** start Given records **
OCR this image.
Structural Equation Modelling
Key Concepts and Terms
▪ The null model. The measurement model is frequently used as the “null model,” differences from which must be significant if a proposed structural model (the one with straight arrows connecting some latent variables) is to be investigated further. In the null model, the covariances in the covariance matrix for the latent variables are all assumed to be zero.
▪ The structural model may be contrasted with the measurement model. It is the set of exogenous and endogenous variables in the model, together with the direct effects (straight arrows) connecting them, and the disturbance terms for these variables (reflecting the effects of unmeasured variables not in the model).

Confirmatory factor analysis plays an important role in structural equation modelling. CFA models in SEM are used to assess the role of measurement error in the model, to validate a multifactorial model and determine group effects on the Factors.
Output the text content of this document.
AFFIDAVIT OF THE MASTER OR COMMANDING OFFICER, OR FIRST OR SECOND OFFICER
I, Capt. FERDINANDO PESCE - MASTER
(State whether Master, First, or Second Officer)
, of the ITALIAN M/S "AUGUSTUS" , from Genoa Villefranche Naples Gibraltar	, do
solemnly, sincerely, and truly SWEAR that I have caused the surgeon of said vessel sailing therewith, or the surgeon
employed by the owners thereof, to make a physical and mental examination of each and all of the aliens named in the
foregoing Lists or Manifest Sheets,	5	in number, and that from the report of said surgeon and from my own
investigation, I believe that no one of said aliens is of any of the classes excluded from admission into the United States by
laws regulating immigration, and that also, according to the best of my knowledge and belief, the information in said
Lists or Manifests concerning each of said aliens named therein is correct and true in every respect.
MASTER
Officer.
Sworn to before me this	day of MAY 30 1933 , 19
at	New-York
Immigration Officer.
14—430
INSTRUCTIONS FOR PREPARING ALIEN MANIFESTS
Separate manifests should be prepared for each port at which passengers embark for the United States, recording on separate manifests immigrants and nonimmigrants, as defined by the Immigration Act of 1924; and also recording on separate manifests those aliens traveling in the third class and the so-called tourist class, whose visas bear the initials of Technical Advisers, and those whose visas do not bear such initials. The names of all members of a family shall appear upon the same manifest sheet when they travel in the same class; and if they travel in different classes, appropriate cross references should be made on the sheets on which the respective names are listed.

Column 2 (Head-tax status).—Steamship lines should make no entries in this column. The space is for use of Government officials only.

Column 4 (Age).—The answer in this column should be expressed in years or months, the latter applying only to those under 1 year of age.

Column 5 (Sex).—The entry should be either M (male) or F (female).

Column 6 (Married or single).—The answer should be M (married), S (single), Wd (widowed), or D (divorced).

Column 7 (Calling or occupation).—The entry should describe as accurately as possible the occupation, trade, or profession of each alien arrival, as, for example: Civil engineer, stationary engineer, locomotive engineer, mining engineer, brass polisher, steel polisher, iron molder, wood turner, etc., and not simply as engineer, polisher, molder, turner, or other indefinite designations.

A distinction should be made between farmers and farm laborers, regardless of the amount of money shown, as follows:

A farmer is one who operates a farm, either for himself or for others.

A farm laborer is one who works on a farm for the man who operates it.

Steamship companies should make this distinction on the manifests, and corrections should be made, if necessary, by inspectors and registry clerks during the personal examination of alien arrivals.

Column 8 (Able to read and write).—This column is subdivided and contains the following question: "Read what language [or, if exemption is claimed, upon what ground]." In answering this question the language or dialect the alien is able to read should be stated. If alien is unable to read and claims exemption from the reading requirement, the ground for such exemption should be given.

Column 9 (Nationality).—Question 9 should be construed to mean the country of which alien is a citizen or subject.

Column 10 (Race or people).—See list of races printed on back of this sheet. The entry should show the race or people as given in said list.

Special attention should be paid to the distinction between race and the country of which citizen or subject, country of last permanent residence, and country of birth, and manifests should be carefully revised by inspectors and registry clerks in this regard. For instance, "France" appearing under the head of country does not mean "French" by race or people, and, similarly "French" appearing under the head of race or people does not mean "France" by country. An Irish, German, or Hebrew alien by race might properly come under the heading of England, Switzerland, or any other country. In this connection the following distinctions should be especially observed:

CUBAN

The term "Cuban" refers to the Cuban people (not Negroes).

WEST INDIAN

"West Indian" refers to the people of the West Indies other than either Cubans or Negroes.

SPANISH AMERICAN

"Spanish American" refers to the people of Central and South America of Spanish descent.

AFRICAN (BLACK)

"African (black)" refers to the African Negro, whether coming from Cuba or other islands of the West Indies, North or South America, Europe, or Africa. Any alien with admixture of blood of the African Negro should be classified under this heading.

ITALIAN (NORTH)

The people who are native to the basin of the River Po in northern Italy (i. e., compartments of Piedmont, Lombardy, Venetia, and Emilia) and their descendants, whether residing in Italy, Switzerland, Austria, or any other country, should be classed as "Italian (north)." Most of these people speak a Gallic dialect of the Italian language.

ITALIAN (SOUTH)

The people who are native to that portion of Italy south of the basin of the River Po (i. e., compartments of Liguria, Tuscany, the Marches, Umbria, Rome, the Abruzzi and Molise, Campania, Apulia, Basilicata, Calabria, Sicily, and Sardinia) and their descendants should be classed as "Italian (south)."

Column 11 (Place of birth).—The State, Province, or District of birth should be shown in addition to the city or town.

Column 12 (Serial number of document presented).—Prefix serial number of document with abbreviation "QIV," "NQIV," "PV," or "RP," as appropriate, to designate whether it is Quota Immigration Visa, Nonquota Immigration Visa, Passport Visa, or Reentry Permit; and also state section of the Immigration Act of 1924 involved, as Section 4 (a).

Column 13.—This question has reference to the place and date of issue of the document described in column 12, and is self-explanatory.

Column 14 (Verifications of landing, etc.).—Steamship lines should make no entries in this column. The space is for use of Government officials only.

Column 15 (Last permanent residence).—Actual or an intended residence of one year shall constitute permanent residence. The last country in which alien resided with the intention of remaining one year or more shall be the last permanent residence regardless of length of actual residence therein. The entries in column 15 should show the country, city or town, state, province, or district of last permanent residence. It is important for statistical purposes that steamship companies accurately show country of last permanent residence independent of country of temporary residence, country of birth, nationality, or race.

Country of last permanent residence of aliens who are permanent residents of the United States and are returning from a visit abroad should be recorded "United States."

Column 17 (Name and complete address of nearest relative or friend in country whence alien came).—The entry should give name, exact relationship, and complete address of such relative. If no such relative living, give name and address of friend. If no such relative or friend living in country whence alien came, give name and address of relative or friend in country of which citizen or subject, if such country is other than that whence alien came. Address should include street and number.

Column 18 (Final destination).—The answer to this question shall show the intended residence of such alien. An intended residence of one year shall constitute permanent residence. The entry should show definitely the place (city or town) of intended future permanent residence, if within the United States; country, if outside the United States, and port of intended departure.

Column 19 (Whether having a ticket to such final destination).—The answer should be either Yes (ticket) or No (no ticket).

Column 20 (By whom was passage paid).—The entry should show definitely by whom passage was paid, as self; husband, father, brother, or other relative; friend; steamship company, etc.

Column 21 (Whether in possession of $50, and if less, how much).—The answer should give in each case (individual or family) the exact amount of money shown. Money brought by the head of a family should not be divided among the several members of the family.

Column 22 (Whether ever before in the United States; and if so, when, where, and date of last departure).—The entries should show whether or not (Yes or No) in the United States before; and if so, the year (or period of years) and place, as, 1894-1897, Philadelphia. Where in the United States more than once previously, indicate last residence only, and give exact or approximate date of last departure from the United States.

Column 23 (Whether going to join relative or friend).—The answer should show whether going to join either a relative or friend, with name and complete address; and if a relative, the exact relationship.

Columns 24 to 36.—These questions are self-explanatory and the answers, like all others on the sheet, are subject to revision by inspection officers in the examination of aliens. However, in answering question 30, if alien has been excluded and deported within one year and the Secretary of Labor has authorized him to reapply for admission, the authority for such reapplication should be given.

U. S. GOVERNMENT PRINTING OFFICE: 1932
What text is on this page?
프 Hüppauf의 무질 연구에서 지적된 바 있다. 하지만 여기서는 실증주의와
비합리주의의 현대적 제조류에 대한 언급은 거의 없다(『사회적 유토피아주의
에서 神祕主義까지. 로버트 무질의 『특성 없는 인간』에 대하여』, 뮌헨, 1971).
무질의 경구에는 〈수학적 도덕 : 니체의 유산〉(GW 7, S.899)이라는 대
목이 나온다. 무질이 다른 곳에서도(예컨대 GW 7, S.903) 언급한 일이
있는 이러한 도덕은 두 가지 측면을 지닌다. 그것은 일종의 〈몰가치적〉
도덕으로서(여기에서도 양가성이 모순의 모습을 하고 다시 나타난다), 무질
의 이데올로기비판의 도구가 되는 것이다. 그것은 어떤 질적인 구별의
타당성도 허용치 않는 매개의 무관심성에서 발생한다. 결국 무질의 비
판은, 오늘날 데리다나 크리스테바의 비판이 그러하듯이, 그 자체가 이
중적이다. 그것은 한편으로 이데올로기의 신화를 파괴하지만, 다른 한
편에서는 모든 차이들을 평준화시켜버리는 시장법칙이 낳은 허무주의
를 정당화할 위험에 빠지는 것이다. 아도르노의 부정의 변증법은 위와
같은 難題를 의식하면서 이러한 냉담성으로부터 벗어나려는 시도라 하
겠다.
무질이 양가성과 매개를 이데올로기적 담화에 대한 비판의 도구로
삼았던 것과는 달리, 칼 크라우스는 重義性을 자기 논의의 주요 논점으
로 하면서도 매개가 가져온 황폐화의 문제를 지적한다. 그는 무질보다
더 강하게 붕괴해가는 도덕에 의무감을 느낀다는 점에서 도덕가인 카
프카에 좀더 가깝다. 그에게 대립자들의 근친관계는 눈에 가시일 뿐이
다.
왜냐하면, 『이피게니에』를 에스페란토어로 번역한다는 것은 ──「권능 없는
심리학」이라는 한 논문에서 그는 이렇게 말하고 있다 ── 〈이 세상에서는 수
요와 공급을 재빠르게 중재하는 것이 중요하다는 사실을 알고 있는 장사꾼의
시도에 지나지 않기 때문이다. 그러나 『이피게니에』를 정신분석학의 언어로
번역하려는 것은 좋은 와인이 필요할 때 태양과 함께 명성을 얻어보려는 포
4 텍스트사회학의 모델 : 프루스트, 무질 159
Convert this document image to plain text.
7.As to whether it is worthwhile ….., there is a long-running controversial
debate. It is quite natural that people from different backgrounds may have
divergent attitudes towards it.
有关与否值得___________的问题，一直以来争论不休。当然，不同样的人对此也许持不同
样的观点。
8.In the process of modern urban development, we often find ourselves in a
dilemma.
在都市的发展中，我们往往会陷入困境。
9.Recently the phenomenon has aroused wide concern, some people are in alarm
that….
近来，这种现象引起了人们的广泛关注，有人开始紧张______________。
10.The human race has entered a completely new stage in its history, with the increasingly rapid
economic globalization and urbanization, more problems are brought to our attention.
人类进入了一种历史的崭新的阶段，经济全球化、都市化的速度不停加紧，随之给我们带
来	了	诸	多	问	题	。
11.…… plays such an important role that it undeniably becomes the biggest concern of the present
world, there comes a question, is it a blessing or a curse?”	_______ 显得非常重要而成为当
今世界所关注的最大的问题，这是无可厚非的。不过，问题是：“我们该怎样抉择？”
** end Given records **
**Stated problem:** Say how many lines contain "heading", and give nothing but that number.

**Correct response:** 2